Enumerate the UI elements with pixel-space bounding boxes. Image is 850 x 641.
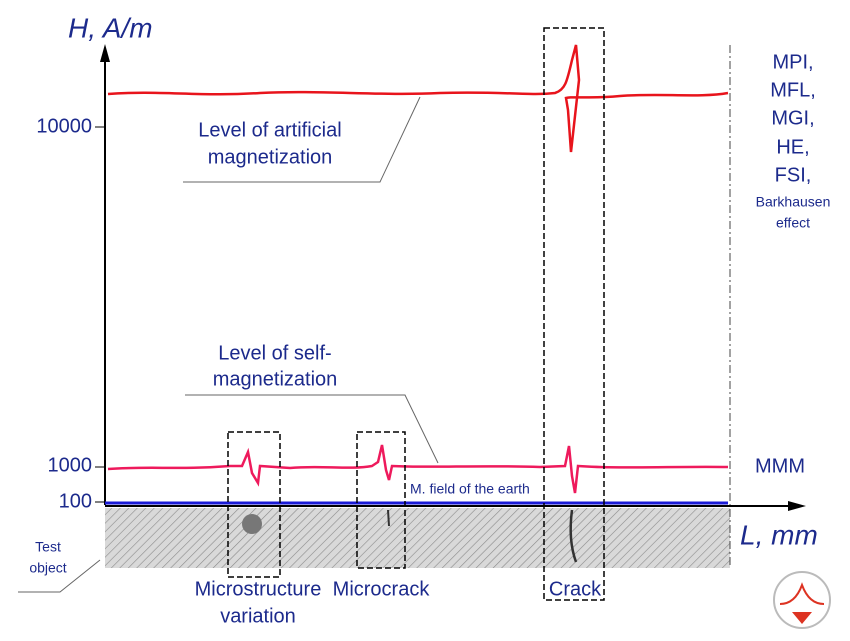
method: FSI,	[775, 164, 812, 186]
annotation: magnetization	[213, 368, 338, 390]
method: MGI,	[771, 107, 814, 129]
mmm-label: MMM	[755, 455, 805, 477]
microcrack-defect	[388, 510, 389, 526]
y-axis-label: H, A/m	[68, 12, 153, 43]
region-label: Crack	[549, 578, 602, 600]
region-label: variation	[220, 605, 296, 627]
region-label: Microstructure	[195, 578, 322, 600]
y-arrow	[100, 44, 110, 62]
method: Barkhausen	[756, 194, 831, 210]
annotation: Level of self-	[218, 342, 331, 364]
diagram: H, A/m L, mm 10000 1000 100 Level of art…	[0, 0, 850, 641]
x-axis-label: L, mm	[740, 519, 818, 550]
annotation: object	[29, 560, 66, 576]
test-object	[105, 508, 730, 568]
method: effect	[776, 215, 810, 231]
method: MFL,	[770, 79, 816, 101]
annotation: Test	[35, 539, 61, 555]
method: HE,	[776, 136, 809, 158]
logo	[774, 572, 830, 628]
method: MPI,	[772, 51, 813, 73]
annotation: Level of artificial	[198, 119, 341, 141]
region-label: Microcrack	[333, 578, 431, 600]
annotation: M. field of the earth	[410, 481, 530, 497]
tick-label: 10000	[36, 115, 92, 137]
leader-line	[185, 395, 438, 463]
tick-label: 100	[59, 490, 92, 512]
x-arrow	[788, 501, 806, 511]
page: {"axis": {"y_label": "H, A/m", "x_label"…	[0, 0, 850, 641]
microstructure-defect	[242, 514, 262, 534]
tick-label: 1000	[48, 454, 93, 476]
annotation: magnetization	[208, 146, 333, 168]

● ● ● ●

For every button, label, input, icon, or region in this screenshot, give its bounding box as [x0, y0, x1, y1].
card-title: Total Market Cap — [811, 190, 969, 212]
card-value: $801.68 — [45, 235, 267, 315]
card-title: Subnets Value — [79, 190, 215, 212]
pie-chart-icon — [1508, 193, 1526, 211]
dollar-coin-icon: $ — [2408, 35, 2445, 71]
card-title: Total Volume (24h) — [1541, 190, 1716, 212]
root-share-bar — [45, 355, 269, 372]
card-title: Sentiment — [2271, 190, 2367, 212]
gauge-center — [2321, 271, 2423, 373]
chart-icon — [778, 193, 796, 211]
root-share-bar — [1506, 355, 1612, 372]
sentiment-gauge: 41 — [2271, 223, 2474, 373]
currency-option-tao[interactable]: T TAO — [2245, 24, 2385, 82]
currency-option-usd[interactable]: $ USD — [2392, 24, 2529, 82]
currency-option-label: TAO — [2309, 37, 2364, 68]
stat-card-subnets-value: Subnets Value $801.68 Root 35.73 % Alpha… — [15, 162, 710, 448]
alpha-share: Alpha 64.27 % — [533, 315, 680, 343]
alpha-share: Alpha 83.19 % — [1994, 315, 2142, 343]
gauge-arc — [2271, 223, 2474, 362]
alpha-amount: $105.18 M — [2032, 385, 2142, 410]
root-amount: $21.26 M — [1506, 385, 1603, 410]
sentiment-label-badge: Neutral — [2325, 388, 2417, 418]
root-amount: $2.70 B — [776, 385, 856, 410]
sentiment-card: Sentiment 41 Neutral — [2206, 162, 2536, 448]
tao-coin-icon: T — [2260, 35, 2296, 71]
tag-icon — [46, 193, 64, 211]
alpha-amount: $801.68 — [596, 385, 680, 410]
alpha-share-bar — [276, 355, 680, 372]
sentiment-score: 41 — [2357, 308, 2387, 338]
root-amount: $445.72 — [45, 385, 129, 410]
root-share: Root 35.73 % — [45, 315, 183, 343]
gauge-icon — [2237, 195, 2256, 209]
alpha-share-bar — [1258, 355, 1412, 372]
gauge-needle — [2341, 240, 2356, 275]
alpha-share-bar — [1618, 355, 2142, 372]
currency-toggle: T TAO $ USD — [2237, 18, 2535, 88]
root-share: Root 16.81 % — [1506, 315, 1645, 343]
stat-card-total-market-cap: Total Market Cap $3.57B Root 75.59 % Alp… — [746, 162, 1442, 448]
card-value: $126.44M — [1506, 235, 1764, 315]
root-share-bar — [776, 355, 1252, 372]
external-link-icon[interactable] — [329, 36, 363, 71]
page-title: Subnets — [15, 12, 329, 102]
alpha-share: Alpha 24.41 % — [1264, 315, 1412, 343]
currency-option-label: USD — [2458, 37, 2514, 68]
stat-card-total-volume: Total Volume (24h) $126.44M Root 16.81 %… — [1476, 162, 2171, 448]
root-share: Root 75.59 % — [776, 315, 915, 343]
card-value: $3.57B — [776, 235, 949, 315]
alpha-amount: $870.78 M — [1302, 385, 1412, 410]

● ● ● ●

## [Task statement]
Gather every line in the records above that holds the string "interactable", matching its exact case, and copy each one.

## [Response]
currency-option-tao[interactable]: T TAO — [2245, 24, 2385, 82]
currency-option-usd[interactable]: $ USD — [2392, 24, 2529, 82]
external-link-icon[interactable] — [329, 36, 363, 71]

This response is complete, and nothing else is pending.